(Direction):
Filter for the word "heading" and keep each matching line.

[Part of a data file]

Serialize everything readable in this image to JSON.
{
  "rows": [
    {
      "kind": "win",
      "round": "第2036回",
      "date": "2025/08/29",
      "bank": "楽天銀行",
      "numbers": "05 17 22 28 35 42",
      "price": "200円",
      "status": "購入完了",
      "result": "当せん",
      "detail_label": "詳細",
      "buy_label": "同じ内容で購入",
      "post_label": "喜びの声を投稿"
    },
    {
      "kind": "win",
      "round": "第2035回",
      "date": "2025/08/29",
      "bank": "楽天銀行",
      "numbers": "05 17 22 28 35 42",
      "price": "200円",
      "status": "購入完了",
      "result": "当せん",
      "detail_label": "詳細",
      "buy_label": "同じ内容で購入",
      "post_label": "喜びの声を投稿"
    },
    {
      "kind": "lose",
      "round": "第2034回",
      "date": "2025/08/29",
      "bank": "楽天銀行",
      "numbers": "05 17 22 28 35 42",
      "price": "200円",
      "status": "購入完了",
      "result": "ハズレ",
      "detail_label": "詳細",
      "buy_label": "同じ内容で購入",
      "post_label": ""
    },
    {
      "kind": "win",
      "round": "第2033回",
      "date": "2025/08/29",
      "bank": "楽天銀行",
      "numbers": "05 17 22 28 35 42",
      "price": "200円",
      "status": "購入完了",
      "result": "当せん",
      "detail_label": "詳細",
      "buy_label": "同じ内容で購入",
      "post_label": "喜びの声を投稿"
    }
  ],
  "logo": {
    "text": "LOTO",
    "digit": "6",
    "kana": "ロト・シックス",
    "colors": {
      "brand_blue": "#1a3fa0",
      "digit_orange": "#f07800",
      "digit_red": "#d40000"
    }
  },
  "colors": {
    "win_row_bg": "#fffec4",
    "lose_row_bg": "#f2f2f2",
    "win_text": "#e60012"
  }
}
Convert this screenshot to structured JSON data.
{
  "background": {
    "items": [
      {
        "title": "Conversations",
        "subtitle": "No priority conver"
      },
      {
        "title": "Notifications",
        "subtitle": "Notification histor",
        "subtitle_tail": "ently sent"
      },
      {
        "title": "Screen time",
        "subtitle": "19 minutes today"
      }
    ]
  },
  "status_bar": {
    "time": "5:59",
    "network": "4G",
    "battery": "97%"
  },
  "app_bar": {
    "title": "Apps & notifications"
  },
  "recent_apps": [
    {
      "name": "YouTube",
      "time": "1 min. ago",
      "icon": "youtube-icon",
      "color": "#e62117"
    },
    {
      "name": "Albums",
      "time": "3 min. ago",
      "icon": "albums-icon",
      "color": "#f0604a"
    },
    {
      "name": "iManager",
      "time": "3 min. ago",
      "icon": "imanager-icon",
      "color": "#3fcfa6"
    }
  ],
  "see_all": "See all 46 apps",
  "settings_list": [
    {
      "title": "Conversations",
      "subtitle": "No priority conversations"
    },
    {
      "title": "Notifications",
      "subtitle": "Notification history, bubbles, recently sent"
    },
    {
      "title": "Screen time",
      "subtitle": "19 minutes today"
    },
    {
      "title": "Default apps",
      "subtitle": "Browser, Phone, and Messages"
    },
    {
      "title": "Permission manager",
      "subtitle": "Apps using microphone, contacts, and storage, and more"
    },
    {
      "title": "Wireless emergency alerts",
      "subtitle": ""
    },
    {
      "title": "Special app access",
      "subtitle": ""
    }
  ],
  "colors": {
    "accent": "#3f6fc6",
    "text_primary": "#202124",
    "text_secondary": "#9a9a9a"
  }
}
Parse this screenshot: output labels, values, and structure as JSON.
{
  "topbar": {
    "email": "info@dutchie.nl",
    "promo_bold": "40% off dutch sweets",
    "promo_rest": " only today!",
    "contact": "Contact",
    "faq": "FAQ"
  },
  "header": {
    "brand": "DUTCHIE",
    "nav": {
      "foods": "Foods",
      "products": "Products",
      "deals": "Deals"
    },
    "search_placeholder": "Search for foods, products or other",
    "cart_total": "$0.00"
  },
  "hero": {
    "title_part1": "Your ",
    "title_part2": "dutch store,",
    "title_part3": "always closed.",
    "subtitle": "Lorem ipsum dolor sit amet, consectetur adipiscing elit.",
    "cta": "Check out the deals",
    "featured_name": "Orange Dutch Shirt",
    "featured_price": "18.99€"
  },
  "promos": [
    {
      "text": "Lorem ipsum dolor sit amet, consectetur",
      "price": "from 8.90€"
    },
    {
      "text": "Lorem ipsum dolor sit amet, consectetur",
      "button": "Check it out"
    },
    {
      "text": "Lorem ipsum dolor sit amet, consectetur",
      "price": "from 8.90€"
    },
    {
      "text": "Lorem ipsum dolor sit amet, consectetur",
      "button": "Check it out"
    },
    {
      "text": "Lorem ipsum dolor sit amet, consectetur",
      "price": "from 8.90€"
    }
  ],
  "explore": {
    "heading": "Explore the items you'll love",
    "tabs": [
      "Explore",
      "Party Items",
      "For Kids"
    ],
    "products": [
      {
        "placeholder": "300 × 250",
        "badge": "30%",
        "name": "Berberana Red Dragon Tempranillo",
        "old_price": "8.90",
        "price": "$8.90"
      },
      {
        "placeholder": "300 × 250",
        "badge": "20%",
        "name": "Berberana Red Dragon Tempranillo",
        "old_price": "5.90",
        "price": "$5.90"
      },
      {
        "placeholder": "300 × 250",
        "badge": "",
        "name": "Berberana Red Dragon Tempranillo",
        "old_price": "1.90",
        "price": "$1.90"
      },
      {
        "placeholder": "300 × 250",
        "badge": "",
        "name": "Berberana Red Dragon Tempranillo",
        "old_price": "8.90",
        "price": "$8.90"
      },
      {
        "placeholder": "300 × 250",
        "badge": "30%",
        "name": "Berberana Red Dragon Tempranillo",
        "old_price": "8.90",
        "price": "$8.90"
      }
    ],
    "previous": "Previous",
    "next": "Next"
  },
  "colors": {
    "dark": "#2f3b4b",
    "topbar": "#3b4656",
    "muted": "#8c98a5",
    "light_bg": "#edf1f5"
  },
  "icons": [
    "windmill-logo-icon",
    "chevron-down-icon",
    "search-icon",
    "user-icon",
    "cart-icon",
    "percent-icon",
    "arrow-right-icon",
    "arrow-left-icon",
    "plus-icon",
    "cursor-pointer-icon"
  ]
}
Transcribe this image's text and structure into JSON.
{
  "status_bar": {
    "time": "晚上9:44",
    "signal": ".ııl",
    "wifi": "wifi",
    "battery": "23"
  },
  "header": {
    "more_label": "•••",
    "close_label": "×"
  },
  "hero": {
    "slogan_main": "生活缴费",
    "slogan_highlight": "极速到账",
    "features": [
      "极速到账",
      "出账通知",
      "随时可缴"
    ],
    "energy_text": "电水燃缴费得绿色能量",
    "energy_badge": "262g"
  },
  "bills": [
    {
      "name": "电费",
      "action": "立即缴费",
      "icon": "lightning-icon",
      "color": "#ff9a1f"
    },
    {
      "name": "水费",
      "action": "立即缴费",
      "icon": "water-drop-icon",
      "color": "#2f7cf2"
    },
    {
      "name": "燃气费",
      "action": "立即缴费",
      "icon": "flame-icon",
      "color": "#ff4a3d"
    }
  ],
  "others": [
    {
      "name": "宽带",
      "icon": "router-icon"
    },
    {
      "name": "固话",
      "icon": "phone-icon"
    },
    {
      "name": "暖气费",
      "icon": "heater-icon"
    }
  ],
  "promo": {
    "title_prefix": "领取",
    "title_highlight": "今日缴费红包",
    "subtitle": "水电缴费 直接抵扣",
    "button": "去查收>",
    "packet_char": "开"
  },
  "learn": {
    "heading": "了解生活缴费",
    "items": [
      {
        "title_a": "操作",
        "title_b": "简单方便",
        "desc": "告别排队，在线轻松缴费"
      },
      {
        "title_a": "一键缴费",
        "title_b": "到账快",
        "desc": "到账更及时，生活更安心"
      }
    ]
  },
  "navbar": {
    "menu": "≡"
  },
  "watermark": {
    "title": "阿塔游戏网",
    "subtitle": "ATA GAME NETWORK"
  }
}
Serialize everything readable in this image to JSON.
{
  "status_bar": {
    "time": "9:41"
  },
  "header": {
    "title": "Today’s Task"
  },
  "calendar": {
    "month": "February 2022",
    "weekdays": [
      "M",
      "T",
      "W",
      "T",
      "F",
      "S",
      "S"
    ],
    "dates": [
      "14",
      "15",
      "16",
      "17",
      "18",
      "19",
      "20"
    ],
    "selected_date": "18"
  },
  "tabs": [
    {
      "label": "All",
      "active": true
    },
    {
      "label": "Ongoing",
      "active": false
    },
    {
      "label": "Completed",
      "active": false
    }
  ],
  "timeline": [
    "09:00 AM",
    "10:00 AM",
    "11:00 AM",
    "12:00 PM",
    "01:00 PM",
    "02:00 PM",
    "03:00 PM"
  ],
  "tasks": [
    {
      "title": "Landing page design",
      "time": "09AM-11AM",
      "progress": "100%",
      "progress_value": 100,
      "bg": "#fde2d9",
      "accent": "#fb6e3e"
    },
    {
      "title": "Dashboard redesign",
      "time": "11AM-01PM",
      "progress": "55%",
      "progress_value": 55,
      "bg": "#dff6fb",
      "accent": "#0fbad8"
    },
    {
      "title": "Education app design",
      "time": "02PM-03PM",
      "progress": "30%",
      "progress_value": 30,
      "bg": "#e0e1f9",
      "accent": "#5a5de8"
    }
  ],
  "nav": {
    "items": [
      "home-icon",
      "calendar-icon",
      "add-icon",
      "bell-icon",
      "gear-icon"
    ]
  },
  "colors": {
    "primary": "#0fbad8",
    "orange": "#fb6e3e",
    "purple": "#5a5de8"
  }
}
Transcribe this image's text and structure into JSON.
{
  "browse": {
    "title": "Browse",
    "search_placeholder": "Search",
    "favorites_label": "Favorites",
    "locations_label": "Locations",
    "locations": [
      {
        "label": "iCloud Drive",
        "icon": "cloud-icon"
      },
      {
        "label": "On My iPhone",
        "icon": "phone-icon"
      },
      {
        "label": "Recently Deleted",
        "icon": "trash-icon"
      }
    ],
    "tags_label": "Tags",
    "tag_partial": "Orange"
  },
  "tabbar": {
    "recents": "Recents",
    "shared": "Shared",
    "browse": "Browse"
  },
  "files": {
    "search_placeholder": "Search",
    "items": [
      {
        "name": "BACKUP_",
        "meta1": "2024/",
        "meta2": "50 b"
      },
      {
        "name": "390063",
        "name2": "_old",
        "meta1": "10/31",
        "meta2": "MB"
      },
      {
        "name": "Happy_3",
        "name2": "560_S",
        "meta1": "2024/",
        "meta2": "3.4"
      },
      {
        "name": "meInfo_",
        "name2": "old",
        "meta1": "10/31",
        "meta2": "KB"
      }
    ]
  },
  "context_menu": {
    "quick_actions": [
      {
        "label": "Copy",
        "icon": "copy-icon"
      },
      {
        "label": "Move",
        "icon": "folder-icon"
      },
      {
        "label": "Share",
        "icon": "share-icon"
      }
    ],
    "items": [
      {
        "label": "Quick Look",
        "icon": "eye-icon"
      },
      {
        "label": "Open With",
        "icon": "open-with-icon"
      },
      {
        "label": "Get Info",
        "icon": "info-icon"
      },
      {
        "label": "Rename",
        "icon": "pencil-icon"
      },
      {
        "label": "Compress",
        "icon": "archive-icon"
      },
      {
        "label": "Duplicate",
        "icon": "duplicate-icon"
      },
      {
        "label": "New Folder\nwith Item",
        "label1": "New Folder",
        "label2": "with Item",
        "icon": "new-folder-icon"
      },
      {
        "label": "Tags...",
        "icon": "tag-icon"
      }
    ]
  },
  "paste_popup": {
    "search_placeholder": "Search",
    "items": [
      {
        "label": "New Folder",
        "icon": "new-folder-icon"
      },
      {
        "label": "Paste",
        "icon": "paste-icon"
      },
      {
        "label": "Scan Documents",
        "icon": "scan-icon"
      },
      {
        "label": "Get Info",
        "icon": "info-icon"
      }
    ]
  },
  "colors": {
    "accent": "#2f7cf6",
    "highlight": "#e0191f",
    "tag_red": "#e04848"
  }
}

(Exercise solution):
    "heading": "Explore the items you'll love",
    "heading": "了解生活缴费",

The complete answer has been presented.